Directions:
Say how many lines of the listing below contain "color", giving the number and nothing else.

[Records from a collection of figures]
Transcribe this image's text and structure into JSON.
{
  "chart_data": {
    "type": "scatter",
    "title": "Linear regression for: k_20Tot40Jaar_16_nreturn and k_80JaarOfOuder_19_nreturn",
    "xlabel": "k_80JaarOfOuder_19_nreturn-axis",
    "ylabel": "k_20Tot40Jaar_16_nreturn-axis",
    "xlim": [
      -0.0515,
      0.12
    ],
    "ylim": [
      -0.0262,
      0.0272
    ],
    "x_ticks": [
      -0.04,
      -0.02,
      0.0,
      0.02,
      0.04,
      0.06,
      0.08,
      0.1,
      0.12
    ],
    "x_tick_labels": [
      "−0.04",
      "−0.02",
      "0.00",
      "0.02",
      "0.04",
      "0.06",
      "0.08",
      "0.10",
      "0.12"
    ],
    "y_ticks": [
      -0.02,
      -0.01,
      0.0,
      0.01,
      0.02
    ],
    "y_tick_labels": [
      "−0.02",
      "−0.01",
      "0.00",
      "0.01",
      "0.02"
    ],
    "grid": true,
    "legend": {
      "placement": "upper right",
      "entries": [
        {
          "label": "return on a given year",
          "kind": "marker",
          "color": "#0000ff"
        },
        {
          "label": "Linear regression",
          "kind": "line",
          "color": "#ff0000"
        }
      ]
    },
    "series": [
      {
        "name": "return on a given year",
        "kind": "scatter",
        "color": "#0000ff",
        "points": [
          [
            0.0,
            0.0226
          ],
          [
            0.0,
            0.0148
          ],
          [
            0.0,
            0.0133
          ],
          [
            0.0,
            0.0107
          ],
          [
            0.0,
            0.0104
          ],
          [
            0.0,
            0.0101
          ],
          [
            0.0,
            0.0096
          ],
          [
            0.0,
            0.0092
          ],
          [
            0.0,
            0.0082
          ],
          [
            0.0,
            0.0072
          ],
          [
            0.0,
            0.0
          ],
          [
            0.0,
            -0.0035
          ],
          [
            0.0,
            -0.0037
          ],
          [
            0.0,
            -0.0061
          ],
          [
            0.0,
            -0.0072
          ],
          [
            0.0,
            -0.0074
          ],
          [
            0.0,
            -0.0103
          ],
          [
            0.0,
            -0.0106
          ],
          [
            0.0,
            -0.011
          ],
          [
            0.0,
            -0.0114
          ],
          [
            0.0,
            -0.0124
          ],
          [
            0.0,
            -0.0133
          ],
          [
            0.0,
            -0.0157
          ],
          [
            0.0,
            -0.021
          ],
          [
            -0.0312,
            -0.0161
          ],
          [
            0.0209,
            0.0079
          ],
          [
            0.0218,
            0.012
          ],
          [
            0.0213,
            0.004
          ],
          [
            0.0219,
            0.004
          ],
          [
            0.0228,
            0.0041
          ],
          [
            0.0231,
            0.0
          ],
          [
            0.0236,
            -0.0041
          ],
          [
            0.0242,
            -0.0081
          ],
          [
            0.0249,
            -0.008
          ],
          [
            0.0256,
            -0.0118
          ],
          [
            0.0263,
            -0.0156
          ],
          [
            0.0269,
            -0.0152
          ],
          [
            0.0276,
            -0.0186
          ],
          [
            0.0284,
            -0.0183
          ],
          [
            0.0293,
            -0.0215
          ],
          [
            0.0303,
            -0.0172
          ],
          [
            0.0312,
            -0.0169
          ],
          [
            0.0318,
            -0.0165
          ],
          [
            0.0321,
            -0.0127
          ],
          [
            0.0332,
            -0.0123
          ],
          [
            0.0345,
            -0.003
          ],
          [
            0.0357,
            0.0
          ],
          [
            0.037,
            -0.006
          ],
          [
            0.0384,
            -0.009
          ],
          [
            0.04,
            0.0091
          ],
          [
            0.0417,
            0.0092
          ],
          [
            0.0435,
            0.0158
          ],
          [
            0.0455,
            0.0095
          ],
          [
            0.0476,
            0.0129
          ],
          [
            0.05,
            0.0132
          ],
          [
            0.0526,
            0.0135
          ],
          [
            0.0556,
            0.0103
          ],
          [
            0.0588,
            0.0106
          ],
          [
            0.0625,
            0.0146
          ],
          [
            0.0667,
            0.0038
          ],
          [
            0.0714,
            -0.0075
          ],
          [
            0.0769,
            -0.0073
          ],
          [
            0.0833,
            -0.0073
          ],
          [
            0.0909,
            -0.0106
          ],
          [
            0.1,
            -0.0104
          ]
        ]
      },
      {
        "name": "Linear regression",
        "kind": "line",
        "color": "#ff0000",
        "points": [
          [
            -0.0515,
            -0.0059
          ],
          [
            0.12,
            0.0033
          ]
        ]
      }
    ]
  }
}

Full answer:
4